Supplied entries ::
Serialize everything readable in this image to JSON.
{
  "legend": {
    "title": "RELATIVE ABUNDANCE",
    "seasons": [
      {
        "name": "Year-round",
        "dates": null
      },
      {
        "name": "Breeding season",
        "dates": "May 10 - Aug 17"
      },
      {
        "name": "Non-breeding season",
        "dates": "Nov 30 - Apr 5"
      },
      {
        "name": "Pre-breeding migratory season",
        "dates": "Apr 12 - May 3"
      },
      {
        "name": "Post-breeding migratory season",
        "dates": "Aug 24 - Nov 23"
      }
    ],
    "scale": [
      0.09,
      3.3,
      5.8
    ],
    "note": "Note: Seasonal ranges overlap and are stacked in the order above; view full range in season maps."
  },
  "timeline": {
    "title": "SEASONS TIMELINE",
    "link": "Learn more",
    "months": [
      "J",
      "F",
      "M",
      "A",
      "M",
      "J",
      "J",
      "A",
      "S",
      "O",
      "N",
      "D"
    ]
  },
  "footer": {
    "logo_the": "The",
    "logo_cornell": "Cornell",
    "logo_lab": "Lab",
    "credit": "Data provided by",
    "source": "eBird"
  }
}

Given request :: Copy each line of the data exactly, leaving nothing out.

Response to this exercise ::
Serialize everything readable in this image to JSON.
{
  "legend": {
    "title": "RELATIVE ABUNDANCE",
    "seasons": [
      {
        "name": "Year-round",
        "dates": null
      },
      {
        "name": "Breeding season",
        "dates": "May 10 - Aug 17"
      },
      {
        "name": "Non-breeding season",
        "dates": "Nov 30 - Apr 5"
      },
      {
        "name": "Pre-breeding migratory season",
        "dates": "Apr 12 - May 3"
      },
      {
        "name": "Post-breeding migratory season",
        "dates": "Aug 24 - Nov 23"
      }
    ],
    "scale": [
      0.09,
      3.3,
      5.8
    ],
    "note": "Note: Seasonal ranges overlap and are stacked in the order above; view full range in season maps."
  },
  "timeline": {
    "title": "SEASONS TIMELINE",
    "link": "Learn more",
    "months": [
      "J",
      "F",
      "M",
      "A",
      "M",
      "J",
      "J",
      "A",
      "S",
      "O",
      "N",
      "D"
    ]
  },
  "footer": {
    "logo_the": "The",
    "logo_cornell": "Cornell",
    "logo_lab": "Lab",
    "credit": "Data provided by",
    "source": "eBird"
  }
}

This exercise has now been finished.